* _SHORT EXERCISE_
Count every line where "Axis" shows up, and give that number only.

begin INFORMATION SUPPLIED

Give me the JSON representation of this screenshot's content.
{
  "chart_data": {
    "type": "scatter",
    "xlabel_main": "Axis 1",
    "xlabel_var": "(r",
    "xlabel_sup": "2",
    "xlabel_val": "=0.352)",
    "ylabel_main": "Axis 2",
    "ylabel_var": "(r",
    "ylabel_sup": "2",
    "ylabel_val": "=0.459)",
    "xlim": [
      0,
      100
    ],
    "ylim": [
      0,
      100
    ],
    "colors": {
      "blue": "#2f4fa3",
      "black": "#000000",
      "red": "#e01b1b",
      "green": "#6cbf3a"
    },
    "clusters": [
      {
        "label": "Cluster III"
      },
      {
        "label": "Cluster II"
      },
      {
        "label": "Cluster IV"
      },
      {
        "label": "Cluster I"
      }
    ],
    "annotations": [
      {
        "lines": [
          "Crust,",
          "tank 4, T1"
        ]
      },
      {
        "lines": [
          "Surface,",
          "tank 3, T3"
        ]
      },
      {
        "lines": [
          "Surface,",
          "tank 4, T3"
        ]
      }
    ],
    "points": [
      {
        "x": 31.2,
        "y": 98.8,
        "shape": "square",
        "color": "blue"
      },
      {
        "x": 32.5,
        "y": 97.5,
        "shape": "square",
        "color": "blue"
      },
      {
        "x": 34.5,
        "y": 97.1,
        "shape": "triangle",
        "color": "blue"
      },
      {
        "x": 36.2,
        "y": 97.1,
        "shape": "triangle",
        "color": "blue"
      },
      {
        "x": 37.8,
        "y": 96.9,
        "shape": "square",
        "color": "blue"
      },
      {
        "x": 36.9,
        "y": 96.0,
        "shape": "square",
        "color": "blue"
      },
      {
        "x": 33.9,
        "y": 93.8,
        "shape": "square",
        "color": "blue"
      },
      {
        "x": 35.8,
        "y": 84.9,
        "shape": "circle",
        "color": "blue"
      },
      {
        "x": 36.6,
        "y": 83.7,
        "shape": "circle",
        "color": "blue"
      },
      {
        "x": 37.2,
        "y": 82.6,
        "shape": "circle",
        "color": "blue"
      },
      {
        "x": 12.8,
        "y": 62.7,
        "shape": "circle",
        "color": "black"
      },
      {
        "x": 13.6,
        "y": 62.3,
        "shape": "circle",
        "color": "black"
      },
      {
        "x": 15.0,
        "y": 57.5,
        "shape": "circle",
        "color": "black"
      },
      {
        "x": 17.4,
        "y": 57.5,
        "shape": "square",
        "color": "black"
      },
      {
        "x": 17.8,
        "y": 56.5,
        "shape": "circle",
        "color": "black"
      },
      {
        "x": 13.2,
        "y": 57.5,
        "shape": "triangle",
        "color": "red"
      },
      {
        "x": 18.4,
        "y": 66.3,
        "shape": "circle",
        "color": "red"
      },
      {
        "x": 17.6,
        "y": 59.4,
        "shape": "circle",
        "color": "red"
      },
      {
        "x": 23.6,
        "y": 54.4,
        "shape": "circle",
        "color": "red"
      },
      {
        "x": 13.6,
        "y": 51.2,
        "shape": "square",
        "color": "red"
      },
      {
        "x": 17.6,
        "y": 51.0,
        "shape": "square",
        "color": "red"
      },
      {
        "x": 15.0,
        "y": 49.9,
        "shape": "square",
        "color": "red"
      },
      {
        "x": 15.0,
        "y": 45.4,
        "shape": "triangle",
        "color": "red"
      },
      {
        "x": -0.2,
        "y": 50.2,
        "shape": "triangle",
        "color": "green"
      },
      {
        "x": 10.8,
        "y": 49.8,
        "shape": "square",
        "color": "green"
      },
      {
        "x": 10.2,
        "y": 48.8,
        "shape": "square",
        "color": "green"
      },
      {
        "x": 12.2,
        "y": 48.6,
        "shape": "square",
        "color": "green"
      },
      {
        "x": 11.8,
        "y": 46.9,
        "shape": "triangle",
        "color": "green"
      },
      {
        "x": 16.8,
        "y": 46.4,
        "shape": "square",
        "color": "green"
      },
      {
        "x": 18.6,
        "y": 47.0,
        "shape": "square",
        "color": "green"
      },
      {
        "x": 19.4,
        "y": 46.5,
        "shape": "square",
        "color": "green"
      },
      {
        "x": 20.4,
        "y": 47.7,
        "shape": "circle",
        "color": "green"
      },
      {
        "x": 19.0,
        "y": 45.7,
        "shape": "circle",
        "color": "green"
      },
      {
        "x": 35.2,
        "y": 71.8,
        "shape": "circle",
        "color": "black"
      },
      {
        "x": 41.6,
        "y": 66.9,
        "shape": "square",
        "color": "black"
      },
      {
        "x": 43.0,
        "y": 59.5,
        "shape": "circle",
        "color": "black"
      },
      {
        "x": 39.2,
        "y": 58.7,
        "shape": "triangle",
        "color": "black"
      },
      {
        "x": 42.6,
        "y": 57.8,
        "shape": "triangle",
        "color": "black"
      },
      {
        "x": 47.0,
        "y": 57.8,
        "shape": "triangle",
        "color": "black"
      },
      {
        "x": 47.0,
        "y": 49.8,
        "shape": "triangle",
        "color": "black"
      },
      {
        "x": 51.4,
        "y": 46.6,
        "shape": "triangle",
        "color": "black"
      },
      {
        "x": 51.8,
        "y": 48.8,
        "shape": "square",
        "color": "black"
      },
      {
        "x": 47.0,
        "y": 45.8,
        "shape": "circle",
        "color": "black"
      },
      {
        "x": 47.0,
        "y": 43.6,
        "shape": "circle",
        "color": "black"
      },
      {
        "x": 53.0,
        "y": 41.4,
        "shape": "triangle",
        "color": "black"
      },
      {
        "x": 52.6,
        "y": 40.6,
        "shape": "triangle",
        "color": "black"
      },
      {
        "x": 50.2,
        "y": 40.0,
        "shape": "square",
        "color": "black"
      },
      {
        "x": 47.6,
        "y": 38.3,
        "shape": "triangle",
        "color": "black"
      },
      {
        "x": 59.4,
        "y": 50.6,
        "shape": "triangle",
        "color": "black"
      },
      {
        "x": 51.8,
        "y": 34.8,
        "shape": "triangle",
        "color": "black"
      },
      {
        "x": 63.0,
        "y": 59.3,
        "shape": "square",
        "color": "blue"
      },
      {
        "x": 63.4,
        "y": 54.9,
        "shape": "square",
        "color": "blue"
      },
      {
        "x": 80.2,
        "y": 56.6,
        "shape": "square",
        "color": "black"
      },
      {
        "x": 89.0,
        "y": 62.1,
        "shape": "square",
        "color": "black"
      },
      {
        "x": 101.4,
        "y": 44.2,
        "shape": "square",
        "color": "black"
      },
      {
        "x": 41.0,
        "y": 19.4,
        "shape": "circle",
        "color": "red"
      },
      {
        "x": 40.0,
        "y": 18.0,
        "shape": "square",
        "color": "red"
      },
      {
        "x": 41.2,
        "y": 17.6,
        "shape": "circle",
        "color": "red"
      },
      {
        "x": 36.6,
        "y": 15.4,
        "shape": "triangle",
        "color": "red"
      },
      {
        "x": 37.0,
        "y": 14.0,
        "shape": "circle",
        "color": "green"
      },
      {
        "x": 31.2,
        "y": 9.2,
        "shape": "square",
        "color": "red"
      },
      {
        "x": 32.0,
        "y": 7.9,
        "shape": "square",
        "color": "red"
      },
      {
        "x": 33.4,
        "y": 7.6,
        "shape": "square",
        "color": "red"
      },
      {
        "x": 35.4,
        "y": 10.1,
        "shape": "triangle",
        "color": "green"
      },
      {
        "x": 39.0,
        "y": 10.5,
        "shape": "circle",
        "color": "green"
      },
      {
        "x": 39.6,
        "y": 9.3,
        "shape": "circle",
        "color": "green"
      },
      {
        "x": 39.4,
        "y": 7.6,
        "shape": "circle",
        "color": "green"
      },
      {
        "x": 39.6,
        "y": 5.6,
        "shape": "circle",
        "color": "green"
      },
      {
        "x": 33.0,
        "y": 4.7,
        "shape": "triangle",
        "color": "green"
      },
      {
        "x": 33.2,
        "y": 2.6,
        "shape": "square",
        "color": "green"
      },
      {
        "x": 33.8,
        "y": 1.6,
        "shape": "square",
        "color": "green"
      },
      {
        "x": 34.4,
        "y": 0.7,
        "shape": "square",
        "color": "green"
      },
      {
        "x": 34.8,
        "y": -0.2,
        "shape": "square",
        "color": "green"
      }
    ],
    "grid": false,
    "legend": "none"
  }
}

end INFORMATION SUPPLIED

* _WRITTEN SOLUTION_
2